> [CONSIGNE] Poursuivez l'extrait sur la société anarchiste à partir de sa dernière phrase.

Quand on s’aventure à définir les structures d’une nouvelle organisation sociale, il y a deux écueils qu’il faut absolument éviter : être trop vague et être précis ! Être trop vague, c’est se fermer les portes de l’avenir en éloignant de nous ceux qui exigent (et c’est parfaitement compréhensible) des précisions avant de "s’engager". C’est se condamner à l’immobilité, à la stagnation et à n’être, en définitive, qu’une secte sans importance, dont la seule activité se limite au bavardage, à la négation, à l’agitation stérile.
Être trop précis, c’est engager imprudemment l’avenir un avenir sans cesse changeant. C’est risquer d’enfermer la vie sociale dans un schéma prédéterminé, ce qui ne manquerait pas de dégénérer rapidement en un dogmatisme étroit et liberticide.
Entre ces deux pôles, nous tenterons de trouver une juste mesure en exposant les grandes lignes de ce que pourrait être une société anarchiste, sans prétendre apporter toutes les réponses.

(Listes d'éléments par zone)
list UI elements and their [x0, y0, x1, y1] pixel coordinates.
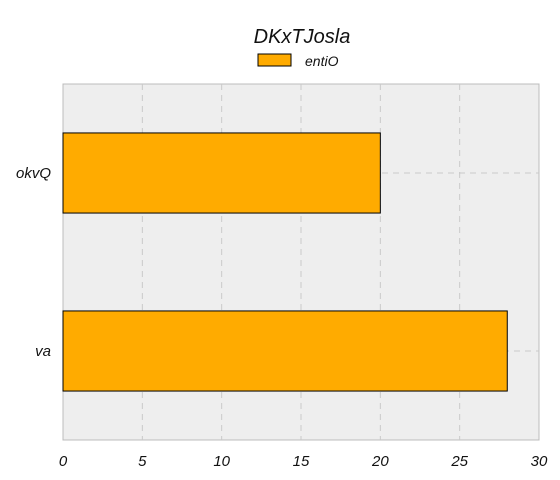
x-tick-label-3: 15 — [293, 453, 310, 470]
legend-label: entiO — [305, 53, 339, 69]
x-axis-ticks: 0 5 10 15 20 25 30 — [59, 453, 548, 470]
chart-title: DKxTJosla — [254, 26, 351, 48]
x-tick-label-2: 10 — [213, 453, 230, 470]
x-tick-label-6: 30 — [531, 453, 548, 470]
bars — [62, 132, 508, 392]
legend-swatch — [257, 53, 292, 67]
x-tick-label-0: 0 — [59, 453, 68, 470]
legend: entiO — [257, 53, 339, 69]
y-axis-ticks: okvQ va — [16, 165, 51, 360]
x-tick-label-5: 25 — [450, 453, 468, 470]
bar-okvQ — [62, 132, 381, 214]
y-tick-label-0: okvQ — [16, 165, 51, 182]
bar-va — [62, 310, 508, 392]
x-tick-label-4: 20 — [371, 453, 389, 470]
x-tick-label-1: 5 — [138, 453, 147, 470]
y-tick-label-1: va — [35, 343, 51, 360]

> [RÉPONSE CI-DESSOUS]
Le Fédéralisme libertaire, quelques considérations générales
Le Fédéralisme libertaire contre l’État
Lorsqu’on évoque le fédéralisme, la plupart des gens pensent immédiatement à des pays comme les USA ou la Suisse... De prime abord, il n’est qu’une "variété" de gouvernement et ne semble guère révolutionnaire... Cependant, étant donné que le fédéralisme signifie "alliance ", prendre ce mot au pied de la lettre pour l’appliquer à l’ensemble de la vie sociale, politique et économique, c’est poser d’emblée une critique radicale du capitalisme et de l’État.
Économiquement. il ne peut exister de véritable alliance qu’entre individus égaux. Politiquement, le fédéralisme libertaire condamne toute puissance militaire et toute institution policière ; il est l’ennemi du centralisme qui conduit à l’asservissement. Qui dit pouvoir central dit mise en tutelle, mise sous surveillance, mise sous commandement, mise sous dictature ! Notons au passage que les politiques de "décentralisation" et de "régionalisation" ne nous rendent pas l’État plus sympathique : s’il a appris à déléguer des responsabilités à des instances territoriales, il n’en est pas devenu plus juste pour autant. Ce sont seulement les méthodes d’oppression qui ont changé !Fédérer, d’un point de vue anarchiste, c’est créer des fédérations à tous les niveaux, en généralisant le principe de la libre association. Il s’agit de coordonner des systèmes autogérés, des petites collectivités aux regroupements les plus vastes, et non pas d’agglomérer des institutions organisées sur un mode autoritaire !
Le fédéralisme libertaire, la notion de responsabilité et de contrat
Le fédéralisme libertaire veut cimenter la société par un lien social dont l’élément essentiel est l’adhésion à des projets et à des oeuvres communes.
C’est une nouvelle conception du contrat social, sur la base du volontariat et non de la coercition.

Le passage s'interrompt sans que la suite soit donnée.